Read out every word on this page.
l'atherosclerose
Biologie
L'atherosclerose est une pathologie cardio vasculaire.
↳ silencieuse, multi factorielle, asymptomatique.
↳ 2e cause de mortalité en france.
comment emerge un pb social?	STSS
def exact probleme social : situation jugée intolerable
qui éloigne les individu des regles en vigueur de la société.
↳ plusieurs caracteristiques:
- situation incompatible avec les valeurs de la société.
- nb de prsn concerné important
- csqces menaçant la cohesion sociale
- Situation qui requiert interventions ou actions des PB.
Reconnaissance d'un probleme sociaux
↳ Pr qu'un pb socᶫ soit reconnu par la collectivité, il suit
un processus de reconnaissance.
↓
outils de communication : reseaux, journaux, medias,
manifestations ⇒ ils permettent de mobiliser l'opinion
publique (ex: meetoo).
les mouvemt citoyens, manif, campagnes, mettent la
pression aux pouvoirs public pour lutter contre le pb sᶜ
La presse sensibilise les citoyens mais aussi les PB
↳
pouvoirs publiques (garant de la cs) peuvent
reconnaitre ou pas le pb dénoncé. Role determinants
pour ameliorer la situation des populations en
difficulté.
###
Go through the data above and find the lines with the word "atherosclerose". Copy each of those lines.

Solution for this problem:
l'atherosclerose
L'atherosclerose est une pathologie cardio vasculaire.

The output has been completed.